**Direction:** Reproduce without alteration the lines from the one containing "series-line-ideal: [117, 258, 601, 309]" through the one containing "20, 578, 36]", including both of those lines.

(Annotated region listings)
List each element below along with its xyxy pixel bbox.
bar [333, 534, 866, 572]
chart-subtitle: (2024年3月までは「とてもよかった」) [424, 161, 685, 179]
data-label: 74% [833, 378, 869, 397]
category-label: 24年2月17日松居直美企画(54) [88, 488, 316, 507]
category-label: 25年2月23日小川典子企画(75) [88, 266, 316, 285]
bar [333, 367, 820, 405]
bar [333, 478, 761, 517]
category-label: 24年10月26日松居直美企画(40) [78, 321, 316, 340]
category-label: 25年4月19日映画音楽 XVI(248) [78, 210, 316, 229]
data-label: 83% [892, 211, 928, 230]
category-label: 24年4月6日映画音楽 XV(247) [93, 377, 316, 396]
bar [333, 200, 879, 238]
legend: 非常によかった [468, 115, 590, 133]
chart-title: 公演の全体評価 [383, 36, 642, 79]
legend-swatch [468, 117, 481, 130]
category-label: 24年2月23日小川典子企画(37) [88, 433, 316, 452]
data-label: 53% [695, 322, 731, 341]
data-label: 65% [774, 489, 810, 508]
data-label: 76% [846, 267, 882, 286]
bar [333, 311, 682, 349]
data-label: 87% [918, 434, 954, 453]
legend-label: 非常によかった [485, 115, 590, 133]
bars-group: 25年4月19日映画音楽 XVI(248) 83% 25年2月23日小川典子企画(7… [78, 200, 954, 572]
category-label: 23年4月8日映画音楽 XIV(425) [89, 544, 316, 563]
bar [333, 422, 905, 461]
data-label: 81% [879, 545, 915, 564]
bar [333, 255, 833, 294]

---

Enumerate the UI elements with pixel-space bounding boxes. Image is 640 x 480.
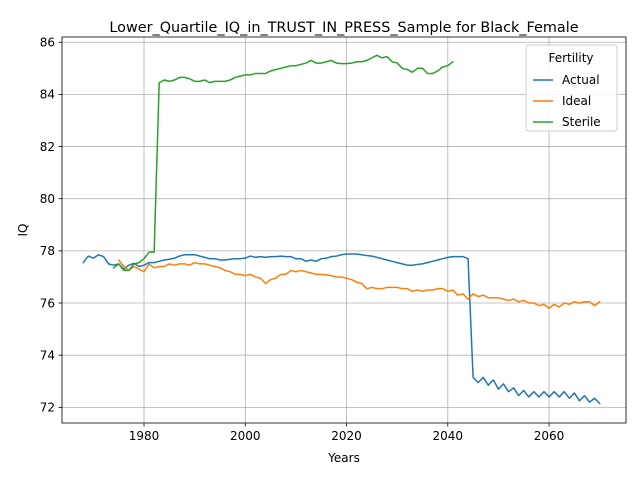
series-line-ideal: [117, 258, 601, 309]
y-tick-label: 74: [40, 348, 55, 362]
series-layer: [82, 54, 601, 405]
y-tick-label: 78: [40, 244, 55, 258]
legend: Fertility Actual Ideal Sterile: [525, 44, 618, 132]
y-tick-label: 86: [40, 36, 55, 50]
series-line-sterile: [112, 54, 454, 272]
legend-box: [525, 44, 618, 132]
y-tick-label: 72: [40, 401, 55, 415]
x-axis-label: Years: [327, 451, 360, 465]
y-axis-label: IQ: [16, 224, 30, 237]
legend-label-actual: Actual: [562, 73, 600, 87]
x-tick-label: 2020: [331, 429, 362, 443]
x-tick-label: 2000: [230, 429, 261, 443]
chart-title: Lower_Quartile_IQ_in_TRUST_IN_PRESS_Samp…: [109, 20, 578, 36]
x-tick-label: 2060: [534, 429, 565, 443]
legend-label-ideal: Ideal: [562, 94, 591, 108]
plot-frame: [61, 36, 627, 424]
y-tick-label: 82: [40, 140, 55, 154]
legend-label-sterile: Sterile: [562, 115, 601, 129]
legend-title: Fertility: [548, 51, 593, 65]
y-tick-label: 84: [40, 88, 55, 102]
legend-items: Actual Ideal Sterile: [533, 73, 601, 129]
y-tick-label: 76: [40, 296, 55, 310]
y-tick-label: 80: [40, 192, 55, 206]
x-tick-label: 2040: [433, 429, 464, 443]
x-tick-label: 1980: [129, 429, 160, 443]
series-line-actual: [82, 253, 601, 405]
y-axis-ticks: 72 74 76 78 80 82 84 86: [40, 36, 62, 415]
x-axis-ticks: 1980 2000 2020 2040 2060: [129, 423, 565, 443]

**Solution to this exercise:**
series-line-ideal: [117, 258, 601, 309]
y-tick-label: 74: [40, 348, 55, 362]
series-layer: [82, 54, 601, 405]
y-tick-label: 78: [40, 244, 55, 258]
legend: Fertility Actual Ideal Sterile: [525, 44, 618, 132]
y-tick-label: 86: [40, 36, 55, 50]
series-line-sterile: [112, 54, 454, 272]
legend-box: [525, 44, 618, 132]
y-tick-label: 72: [40, 401, 55, 415]
x-axis-label: Years: [327, 451, 360, 465]
y-axis-label: IQ: [16, 224, 30, 237]
legend-label-actual: Actual: [562, 73, 600, 87]
x-tick-label: 2020: [331, 429, 362, 443]
x-tick-label: 2000: [230, 429, 261, 443]
chart-title: Lower_Quartile_IQ_in_TRUST_IN_PRESS_Samp…: [109, 20, 578, 36]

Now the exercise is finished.